***** DATA LISTING *****

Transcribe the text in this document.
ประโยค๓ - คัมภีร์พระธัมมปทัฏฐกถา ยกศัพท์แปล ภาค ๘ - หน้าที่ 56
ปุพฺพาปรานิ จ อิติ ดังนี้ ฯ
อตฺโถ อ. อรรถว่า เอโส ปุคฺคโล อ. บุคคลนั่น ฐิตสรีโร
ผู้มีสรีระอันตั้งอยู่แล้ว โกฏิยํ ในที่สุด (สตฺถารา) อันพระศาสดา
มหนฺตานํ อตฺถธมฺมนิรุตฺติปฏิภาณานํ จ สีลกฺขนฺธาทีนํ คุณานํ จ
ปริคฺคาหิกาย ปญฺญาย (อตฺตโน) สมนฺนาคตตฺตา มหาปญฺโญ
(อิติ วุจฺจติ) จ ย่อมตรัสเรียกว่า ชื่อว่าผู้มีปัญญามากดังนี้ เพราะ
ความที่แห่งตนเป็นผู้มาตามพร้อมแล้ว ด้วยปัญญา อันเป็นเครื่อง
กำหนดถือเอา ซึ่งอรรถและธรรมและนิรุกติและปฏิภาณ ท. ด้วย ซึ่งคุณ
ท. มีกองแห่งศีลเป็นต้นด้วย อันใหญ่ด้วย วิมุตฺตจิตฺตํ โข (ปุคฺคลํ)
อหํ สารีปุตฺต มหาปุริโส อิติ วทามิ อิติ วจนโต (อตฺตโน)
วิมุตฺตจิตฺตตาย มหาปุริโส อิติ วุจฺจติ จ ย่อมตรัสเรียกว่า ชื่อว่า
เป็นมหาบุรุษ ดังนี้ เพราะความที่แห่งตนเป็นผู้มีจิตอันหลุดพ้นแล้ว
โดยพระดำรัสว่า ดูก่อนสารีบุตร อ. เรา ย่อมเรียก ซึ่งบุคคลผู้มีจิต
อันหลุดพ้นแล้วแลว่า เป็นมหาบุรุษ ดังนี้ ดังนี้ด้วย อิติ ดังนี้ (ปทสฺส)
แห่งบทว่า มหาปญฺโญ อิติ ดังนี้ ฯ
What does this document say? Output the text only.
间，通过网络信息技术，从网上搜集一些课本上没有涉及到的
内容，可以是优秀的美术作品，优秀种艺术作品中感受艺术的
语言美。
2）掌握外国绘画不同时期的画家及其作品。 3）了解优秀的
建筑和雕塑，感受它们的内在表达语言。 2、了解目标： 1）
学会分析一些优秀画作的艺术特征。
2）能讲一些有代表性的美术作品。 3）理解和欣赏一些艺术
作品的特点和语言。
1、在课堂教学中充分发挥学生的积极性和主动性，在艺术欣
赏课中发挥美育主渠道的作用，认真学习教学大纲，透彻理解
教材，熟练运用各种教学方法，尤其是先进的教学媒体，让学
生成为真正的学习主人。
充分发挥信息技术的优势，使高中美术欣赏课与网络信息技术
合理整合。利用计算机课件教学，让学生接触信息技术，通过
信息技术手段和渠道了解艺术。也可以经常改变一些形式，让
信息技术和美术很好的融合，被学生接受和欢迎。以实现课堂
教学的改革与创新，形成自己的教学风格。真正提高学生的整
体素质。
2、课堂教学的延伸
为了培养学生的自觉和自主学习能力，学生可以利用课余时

*****
***** DATA LISTING *****

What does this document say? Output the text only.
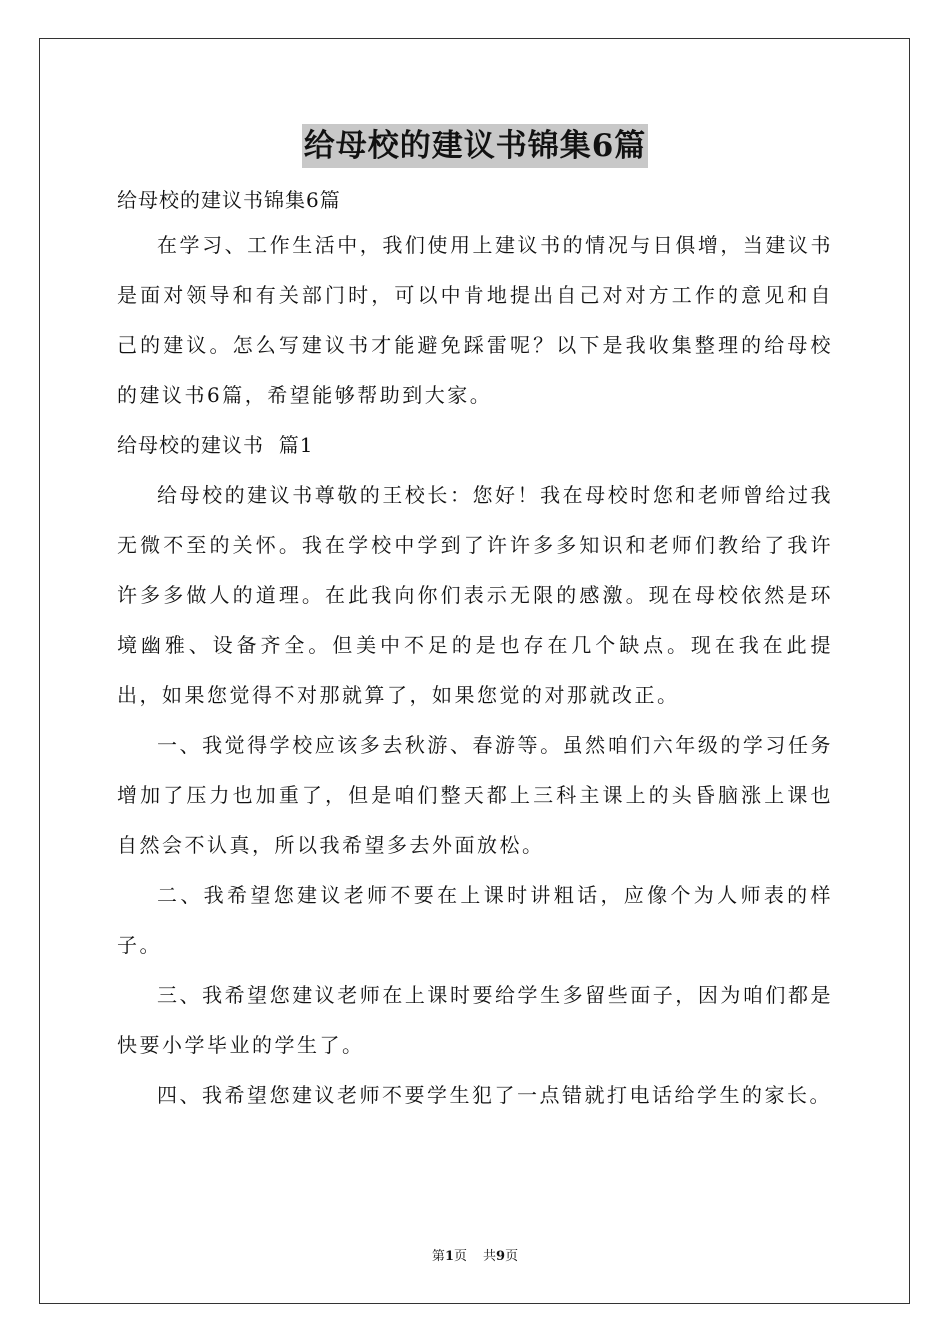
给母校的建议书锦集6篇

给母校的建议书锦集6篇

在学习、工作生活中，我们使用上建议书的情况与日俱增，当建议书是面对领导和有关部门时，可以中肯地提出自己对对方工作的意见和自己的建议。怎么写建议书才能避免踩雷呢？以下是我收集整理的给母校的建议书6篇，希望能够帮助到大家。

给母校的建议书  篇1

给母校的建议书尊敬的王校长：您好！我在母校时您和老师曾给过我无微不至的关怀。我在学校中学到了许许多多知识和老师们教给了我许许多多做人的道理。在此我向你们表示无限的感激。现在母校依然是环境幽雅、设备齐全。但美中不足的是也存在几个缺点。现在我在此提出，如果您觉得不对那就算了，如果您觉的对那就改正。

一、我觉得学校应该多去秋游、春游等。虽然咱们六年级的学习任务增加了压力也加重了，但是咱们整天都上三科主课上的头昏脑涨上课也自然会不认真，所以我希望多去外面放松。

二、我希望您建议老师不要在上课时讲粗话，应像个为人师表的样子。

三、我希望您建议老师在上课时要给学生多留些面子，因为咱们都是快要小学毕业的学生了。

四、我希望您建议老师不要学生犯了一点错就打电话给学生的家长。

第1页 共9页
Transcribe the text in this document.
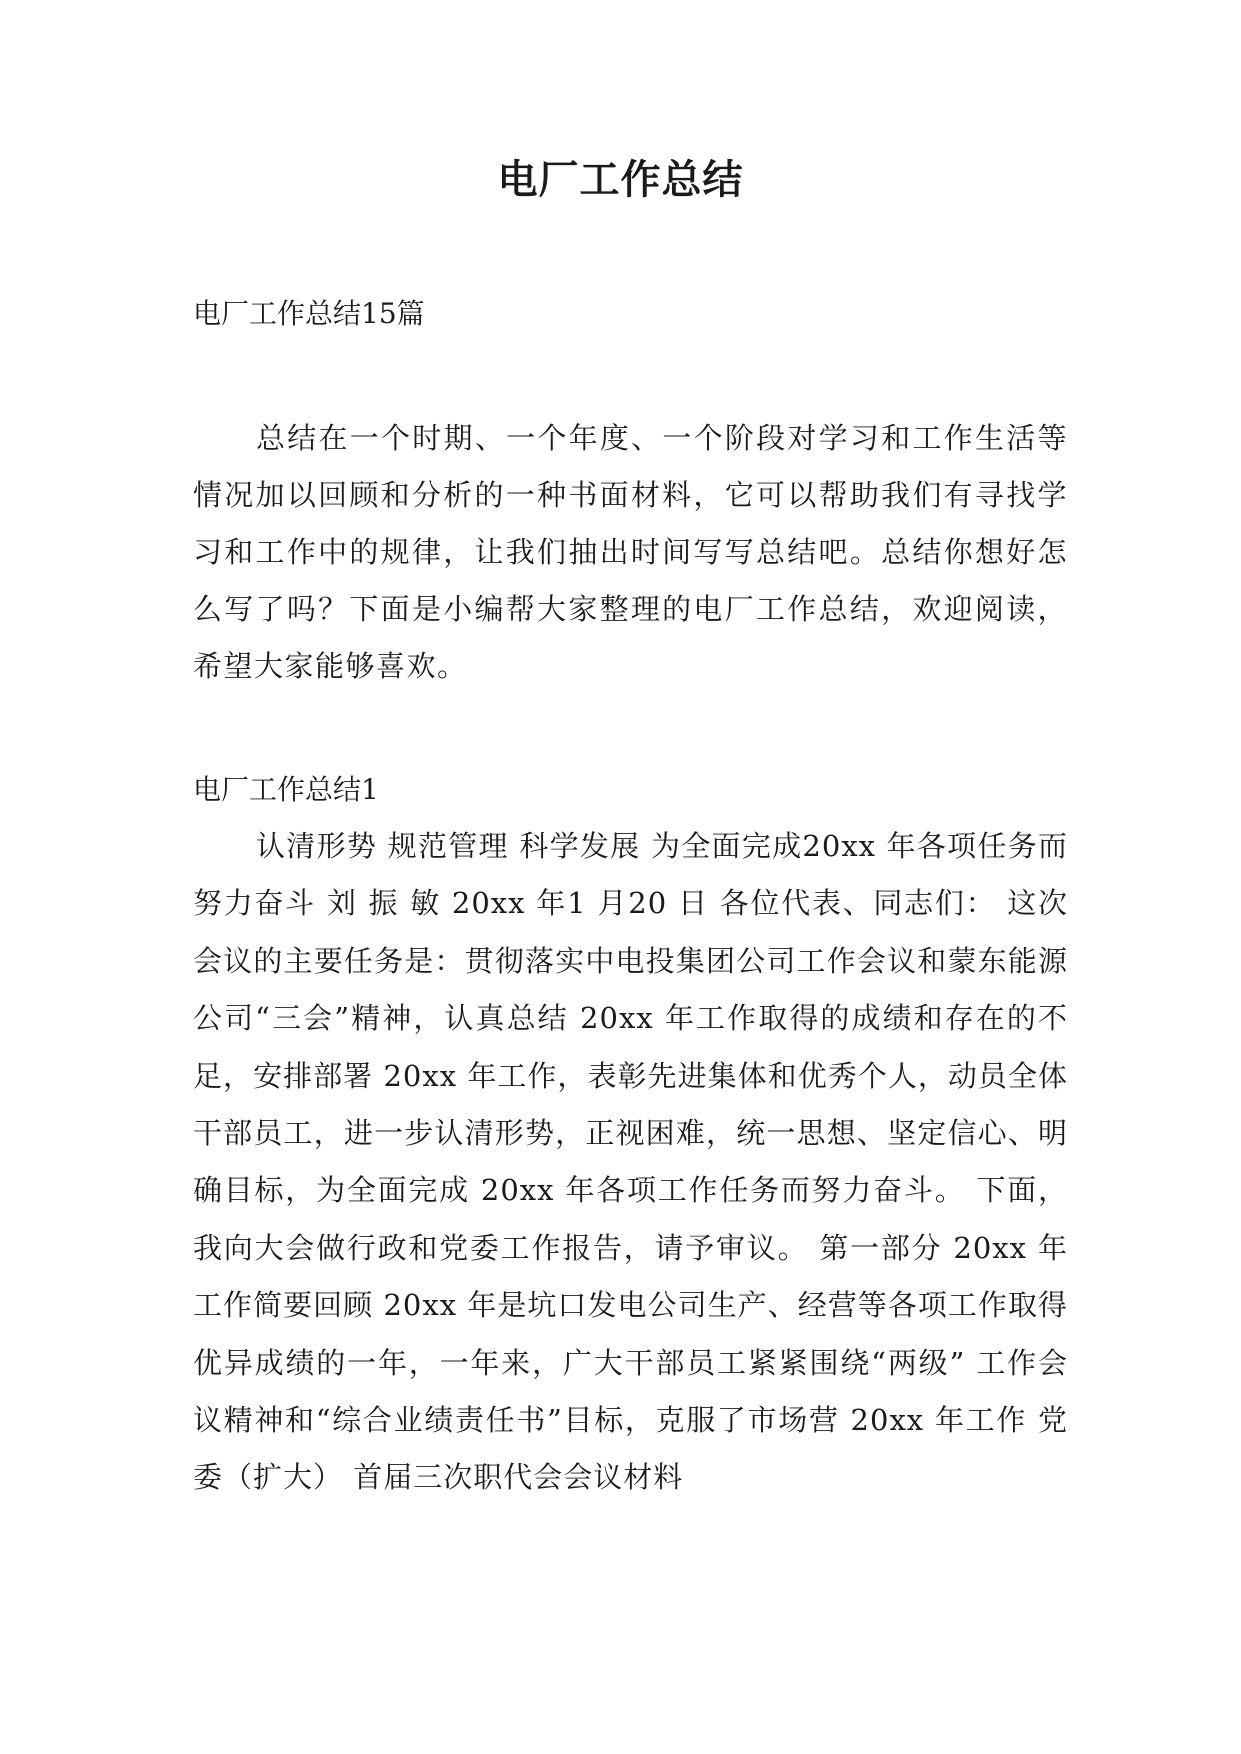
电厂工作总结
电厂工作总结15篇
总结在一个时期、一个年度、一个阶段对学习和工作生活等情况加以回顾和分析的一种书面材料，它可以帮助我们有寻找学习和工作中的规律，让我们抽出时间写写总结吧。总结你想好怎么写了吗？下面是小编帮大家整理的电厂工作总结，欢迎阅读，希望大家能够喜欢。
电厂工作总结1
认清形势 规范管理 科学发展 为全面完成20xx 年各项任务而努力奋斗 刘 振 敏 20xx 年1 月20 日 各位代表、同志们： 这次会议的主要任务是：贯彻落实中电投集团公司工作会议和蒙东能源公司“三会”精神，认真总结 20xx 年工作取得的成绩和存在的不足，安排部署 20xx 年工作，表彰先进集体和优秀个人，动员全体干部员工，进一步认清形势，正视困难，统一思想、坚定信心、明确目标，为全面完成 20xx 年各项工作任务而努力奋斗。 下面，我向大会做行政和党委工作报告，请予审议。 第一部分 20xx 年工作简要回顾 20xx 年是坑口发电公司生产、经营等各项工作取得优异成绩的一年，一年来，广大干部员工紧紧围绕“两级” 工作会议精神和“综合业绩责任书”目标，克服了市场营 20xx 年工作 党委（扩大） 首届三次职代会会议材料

*****

> [GIVEN TASK] Above are the records; copy every line in them that holds the word "นมหาบ".

> [TASK RESPONSE]
เป็นมหาบุรุษ ดังนี้ เพราะความที่แห่งตนเป็นผู้มีจิตอันหลุดพ้นแล้ว
อันหลุดพ้นแล้วแลว่า เป็นมหาบุรุษ ดังนี้ ดังนี้ด้วย อิติ ดังนี้ (ปทสฺส)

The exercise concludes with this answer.